## What is being asked
Transcribe every line exactly. Leave the pictures behind.

## Given data
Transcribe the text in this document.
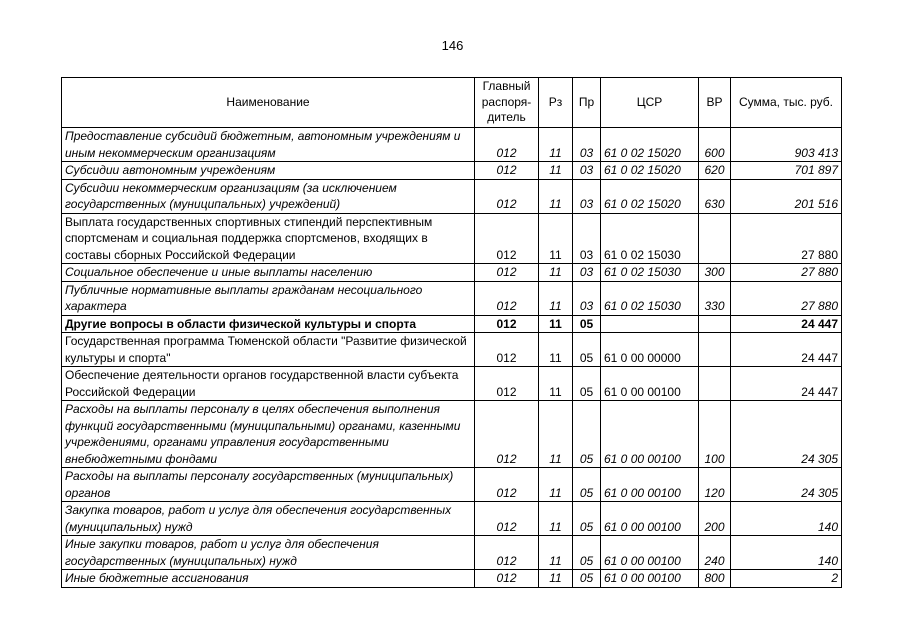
146
Наименование	Главный распоря-дитель	Рз	Пр	ЦСР	ВР	Сумма, тыс. руб.
Предоставление субсидий бюджетным, автономным учреждениям и иным некоммерческим организациям	012	11	03	61 0 02 15020	600	903 413
Субсидии автономным учреждениям	012	11	03	61 0 02 15020	620	701 897
Субсидии некоммерческим организациям (за исключением государственных (муниципальных) учреждений)	012	11	03	61 0 02 15020	630	201 516
Выплата государственных спортивных стипендий перспективным спортсменам и социальная поддержка спортсменов, входящих в составы сборных Российской Федерации	012	11	03	61 0 02 15030		27 880
Социальное обеспечение и иные выплаты населению	012	11	03	61 0 02 15030	300	27 880
Публичные нормативные выплаты гражданам несоциального характера	012	11	03	61 0 02 15030	330	27 880
Другие вопросы в области физической культуры и спорта	012	11	05			24 447
Государственная программа Тюменской области "Развитие физической культуры и спорта"	012	11	05	61 0 00 00000		24 447
Обеспечение деятельности органов государственной власти субъекта Российской Федерации	012	11	05	61 0 00 00100		24 447
Расходы на выплаты персоналу в целях обеспечения выполнения функций государственными (муниципальными) органами, казенными учреждениями, органами управления государственными внебюджетными фондами	012	11	05	61 0 00 00100	100	24 305
Расходы на выплаты персоналу государственных (муниципальных) органов	012	11	05	61 0 00 00100	120	24 305
Закупка товаров, работ и услуг для обеспечения государственных (муниципальных) нужд	012	11	05	61 0 00 00100	200	140
Иные закупки товаров, работ и услуг для обеспечения государственных (муниципальных) нужд	012	11	05	61 0 00 00100	240	140
Иные бюджетные ассигнования	012	11	05	61 0 00 00100	800	2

## Reply
Transcribe the text in this document.
146
Наименование	Главный распоря-дитель	Рз	Пр	ЦСР	ВР	Сумма, тыс. руб.
Предоставление субсидий бюджетным, автономным учреждениям и иным некоммерческим организациям	012	11	03	61 0 02 15020	600	903 413
Субсидии автономным учреждениям	012	11	03	61 0 02 15020	620	701 897
Субсидии некоммерческим организациям (за исключением государственных (муниципальных) учреждений)	012	11	03	61 0 02 15020	630	201 516
Выплата государственных спортивных стипендий перспективным спортсменам и социальная поддержка спортсменов, входящих в составы сборных Российской Федерации	012	11	03	61 0 02 15030		27 880
Социальное обеспечение и иные выплаты населению	012	11	03	61 0 02 15030	300	27 880
Публичные нормативные выплаты гражданам несоциального характера	012	11	03	61 0 02 15030	330	27 880
Другие вопросы в области физической культуры и спорта	012	11	05			24 447
Государственная программа Тюменской области "Развитие физической культуры и спорта"	012	11	05	61 0 00 00000		24 447
Обеспечение деятельности органов государственной власти субъекта Российской Федерации	012	11	05	61 0 00 00100		24 447
Расходы на выплаты персоналу в целях обеспечения выполнения функций государственными (муниципальными) органами, казенными учреждениями, органами управления государственными внебюджетными фондами	012	11	05	61 0 00 00100	100	24 305
Расходы на выплаты персоналу государственных (муниципальных) органов	012	11	05	61 0 00 00100	120	24 305
Закупка товаров, работ и услуг для обеспечения государственных (муниципальных) нужд	012	11	05	61 0 00 00100	200	140
Иные закупки товаров, работ и услуг для обеспечения государственных (муниципальных) нужд	012	11	05	61 0 00 00100	240	140
Иные бюджетные ассигнования	012	11	05	61 0 00 00100	800	2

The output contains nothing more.